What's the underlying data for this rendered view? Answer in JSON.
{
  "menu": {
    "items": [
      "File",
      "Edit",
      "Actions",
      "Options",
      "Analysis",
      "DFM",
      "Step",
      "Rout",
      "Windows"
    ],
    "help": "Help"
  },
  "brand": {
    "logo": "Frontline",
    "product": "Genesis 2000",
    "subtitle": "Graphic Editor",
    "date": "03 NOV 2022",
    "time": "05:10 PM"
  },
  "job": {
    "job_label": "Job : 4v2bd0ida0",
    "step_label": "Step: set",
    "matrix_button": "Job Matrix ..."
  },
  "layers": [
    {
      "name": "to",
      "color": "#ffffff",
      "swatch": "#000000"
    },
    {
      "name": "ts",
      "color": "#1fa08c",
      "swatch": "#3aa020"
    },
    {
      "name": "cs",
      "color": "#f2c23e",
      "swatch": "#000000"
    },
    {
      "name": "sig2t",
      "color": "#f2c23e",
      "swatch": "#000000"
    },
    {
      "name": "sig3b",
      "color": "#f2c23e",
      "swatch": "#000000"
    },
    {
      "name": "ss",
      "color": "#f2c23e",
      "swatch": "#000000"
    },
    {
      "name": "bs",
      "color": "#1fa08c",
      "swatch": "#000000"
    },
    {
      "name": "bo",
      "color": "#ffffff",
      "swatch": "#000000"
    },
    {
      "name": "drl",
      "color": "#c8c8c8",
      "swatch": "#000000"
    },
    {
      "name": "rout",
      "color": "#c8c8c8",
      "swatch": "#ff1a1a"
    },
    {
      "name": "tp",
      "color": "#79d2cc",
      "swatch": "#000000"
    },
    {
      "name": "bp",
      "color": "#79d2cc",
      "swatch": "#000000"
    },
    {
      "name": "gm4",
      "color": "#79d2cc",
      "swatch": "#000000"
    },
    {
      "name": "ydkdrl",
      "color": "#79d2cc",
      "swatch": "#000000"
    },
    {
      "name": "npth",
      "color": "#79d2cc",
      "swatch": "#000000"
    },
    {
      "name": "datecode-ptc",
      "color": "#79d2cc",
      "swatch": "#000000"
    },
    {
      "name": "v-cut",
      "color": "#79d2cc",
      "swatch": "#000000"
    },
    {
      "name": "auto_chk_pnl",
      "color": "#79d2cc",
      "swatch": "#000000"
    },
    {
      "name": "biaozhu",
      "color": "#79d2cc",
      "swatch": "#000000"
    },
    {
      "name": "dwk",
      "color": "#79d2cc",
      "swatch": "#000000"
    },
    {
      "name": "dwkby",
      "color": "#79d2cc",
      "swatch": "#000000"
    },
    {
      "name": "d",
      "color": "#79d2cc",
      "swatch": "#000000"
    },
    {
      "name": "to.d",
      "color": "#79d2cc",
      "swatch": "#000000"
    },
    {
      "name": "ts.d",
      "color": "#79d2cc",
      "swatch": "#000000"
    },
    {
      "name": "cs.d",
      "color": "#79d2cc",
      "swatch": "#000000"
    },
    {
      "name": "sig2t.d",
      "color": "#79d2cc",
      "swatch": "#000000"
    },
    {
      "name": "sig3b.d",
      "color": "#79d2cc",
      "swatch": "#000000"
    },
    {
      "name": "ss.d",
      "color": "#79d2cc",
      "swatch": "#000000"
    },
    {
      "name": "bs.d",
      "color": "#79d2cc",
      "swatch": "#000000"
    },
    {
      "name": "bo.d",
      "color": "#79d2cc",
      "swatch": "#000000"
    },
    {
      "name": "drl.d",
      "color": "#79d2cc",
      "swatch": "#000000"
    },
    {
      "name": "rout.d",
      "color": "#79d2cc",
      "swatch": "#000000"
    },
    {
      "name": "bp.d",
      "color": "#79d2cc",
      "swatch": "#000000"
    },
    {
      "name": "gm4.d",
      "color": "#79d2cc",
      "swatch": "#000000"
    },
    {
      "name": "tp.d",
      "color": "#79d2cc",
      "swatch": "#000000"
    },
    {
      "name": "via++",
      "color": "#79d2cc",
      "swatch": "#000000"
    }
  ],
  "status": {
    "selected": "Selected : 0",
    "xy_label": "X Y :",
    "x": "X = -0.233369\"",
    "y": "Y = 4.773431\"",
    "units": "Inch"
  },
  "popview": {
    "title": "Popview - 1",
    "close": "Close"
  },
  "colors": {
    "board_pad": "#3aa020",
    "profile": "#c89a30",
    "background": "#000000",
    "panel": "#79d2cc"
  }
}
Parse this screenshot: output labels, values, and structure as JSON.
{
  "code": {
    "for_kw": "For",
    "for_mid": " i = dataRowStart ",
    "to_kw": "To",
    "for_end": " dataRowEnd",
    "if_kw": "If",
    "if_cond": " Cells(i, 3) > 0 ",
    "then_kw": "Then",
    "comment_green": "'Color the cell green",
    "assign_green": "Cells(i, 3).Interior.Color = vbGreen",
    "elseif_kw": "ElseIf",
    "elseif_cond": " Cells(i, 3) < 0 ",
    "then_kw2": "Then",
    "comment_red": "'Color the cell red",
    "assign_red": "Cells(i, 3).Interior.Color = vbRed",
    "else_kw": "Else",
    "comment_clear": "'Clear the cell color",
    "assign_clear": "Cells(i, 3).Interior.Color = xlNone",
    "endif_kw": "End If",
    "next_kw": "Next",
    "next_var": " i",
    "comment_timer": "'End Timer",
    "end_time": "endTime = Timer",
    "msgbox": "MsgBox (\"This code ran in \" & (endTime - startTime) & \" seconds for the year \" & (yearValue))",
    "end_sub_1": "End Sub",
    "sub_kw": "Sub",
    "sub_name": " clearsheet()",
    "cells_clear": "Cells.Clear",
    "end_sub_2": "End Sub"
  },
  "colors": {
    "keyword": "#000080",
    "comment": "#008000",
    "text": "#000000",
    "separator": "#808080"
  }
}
*-*-*
WHAT IS REQUIRED: Could you state how many lines of the entries contain the word "Interior"? Only the number is wanted.

TASK RESPONSE: 3